Cellulaire au volant interdit: pas demain la veille!
Vrai que pour bien faire, question sécurité routière, le cellulaire au volant devrait être interdit. « Mais ça serait de vivre dans un monde idéal », admet Jean-Marie De Koninck, président de la Table québécoise de la sécurité routière. Et comme le monde idéal n’est pas encore pour aujourd’hui…
L’interdiction complète du cellulaire au volant est sans doute l’idée la moins populaire que la Table québécoise ait eu à mijoter depuis sa création en 2005. Mais que l’on se rassure : ses membres n’ont pas l’intention de la recommander à la ministre Boulet. Du moins, pas dans le prochain rapport qui doit être déposé d’ici la fin de l’année. Trop d’obstacles jonchent une telle avenue.

**Consignes**
a) Recopiez fidèlement le passage de l'article sur le cellulaire au volant qui s'ouvre sur les mots contenant « Vrai que pour » et se termine par « une telle avenue. ».
b) Résumez en deux phrases l'article sur le cellulaire au volant.

**Extraits des données**
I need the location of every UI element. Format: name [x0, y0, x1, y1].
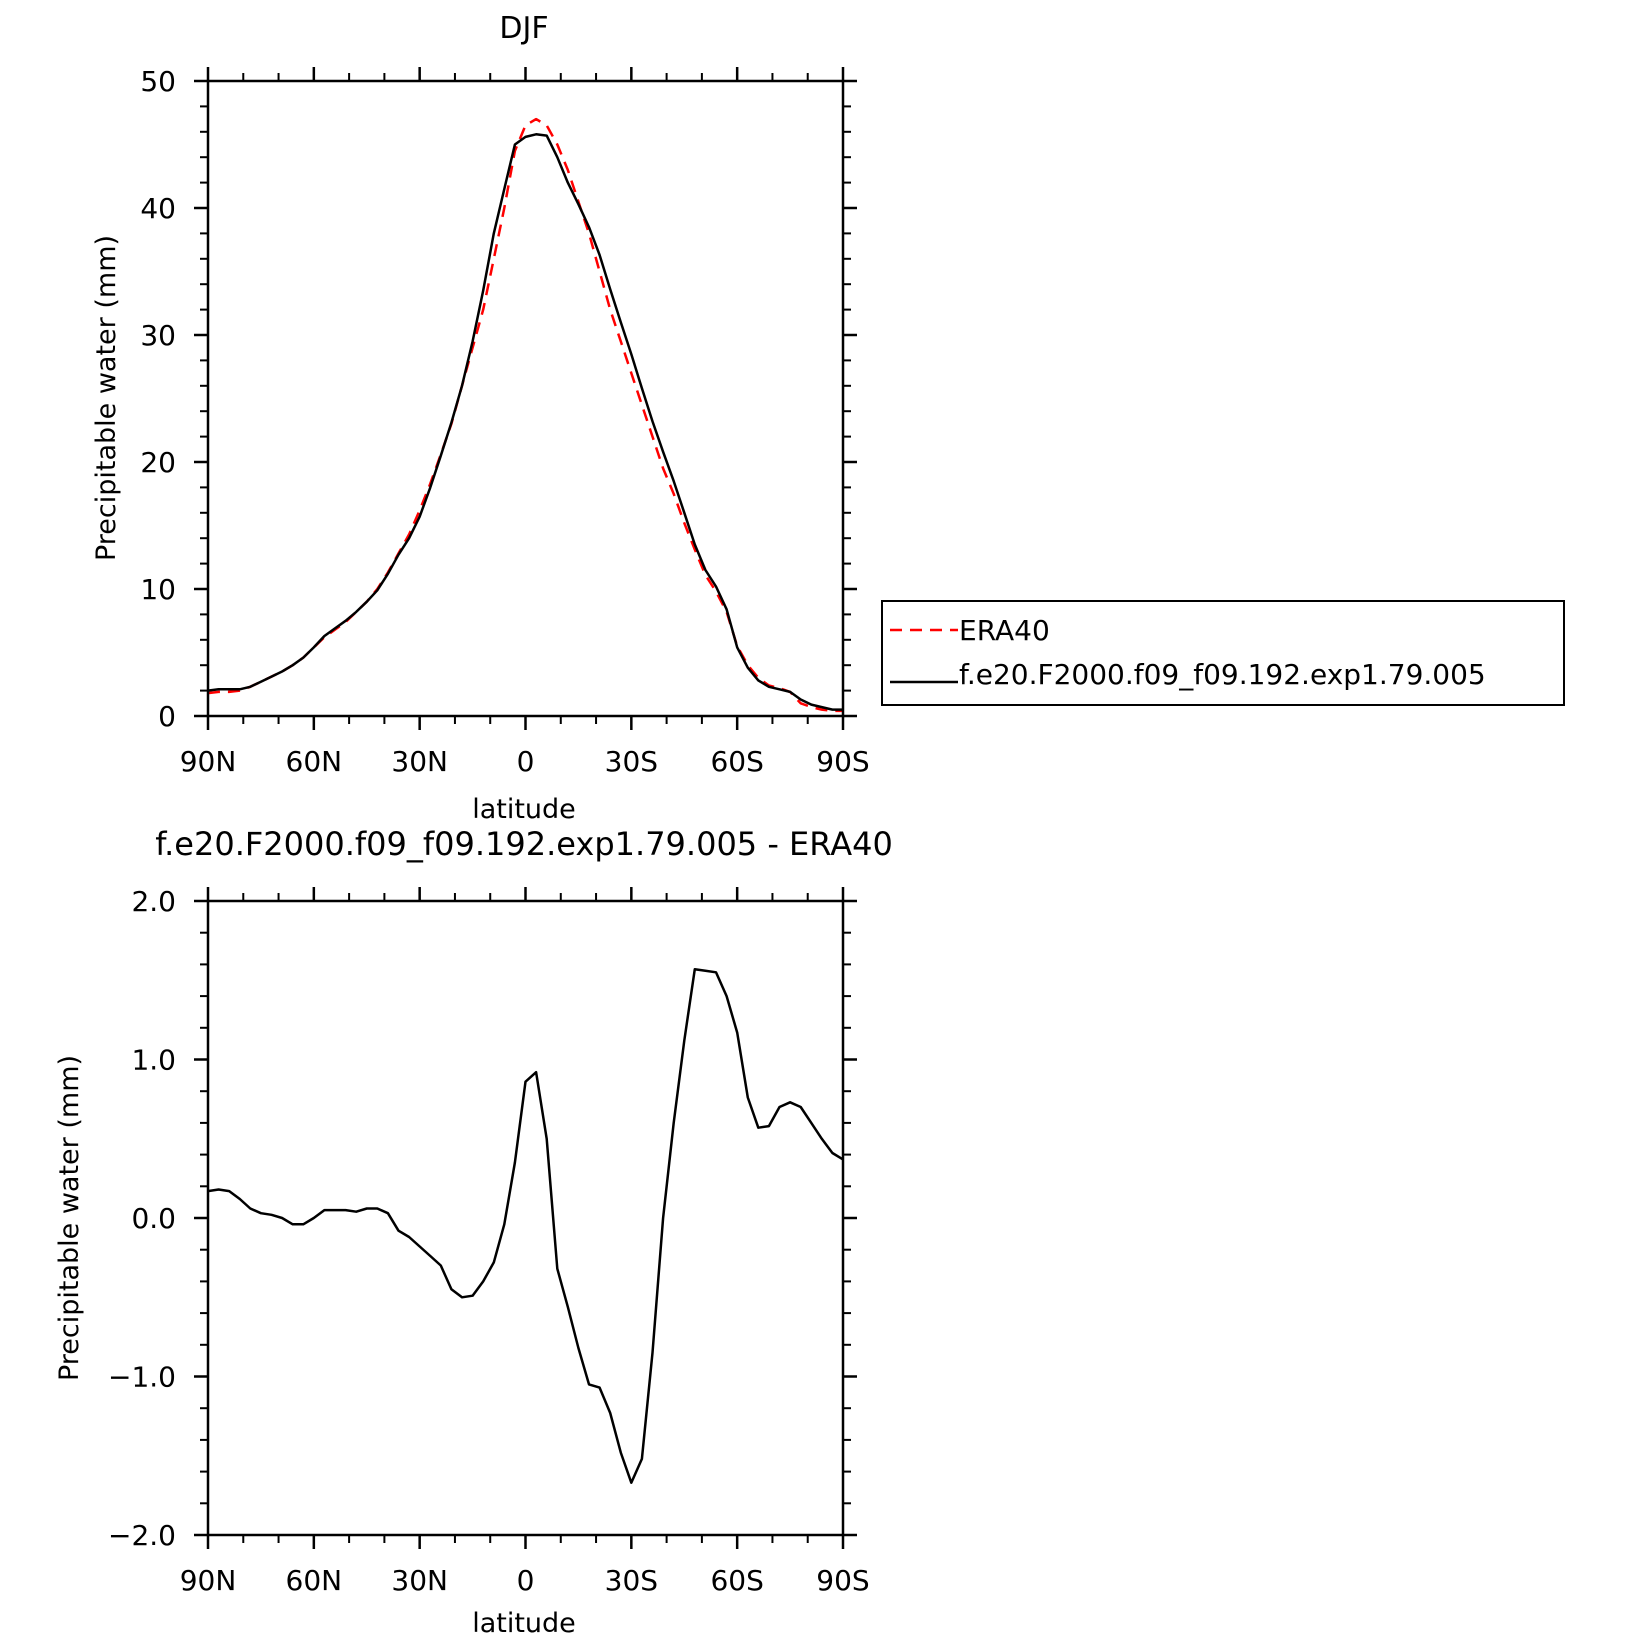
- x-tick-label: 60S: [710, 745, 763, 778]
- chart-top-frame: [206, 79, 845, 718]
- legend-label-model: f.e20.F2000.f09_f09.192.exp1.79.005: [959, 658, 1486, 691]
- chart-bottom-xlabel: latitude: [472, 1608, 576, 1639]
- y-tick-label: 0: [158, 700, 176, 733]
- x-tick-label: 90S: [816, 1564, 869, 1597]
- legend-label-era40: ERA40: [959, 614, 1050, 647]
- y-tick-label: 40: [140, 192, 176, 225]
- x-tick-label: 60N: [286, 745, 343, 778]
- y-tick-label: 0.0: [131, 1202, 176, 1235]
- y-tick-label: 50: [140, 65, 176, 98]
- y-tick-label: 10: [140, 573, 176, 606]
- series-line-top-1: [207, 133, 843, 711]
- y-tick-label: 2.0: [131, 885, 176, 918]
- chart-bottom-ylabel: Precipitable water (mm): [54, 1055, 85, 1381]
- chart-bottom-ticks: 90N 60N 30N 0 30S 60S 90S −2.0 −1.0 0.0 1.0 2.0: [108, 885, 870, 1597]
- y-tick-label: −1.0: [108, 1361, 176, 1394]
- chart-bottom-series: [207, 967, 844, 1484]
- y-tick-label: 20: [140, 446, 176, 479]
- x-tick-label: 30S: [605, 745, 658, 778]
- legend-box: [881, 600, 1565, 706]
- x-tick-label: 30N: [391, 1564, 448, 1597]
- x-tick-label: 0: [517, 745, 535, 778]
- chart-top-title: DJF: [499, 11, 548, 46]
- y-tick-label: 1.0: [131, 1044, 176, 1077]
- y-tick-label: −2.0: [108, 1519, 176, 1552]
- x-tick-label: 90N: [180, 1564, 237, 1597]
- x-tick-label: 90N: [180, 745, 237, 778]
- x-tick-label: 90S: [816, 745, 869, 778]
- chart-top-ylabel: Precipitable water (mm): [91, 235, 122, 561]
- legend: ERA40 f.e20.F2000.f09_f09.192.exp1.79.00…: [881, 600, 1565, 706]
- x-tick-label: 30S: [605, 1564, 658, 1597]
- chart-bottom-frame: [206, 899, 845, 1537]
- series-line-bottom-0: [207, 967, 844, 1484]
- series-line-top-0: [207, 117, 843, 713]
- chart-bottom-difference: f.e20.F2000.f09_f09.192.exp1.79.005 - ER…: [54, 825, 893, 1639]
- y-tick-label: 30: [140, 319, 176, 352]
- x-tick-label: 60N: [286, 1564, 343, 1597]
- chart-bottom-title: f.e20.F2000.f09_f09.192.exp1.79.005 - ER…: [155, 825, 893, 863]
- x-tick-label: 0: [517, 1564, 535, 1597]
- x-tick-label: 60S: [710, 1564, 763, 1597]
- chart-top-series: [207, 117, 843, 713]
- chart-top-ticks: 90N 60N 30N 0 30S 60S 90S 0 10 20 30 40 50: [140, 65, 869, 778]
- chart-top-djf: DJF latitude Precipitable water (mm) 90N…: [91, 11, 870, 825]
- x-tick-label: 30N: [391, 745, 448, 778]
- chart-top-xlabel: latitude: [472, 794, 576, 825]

==

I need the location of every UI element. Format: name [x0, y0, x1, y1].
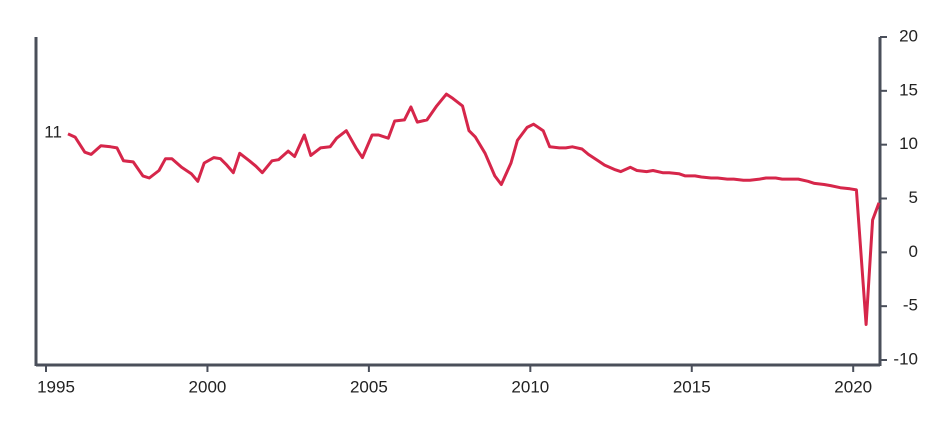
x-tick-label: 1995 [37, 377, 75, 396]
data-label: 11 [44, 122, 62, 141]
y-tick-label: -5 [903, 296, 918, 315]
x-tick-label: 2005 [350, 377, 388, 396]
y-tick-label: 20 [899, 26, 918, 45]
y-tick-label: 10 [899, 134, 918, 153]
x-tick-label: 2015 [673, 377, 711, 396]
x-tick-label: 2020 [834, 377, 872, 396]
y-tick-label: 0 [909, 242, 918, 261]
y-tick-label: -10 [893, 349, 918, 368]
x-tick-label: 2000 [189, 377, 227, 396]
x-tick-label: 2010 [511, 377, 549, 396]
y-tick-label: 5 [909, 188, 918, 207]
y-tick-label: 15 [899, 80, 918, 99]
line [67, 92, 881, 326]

**Réponses par consigne**
a)
Vrai que pour bien faire, question sécurité routière, le cellulaire au volant devrait être interdit. « Mais ça serait de vivre dans un monde idéal », admet Jean-Marie De Koninck, président de la Table québécoise de la sécurité routière. Et comme le monde idéal n’est pas encore pour aujourd’hui…
L’interdiction complète du cellulaire au volant est sans doute l’idée la moins populaire que la Table québécoise ait eu à mijoter depuis sa création en 2005. Mais que l’on se rassure : ses membres n’ont pas l’intention de la recommander à la ministre Boulet. Du moins, pas dans le prochain rapport qui doit être déposé d’ici la fin de l’année. Trop d’obstacles jonchent une telle avenue.

b) Selon Jean-Marie De Koninck, président de la Table québécoise de la sécurité routière, interdire le cellulaire au volant serait souhaitable pour la sécurité routière, mais cela supposerait de vivre dans un monde idéal qui n'est pas encore pour aujourd'hui. Cette interdiction complète, sans doute l'idée la moins populaire examinée par la Table depuis sa création en 2005, ne sera pas recommandée à la ministre Boulet dans le prochain rapport attendu d'ici la fin de l'année, car trop d'obstacles s'y opposent.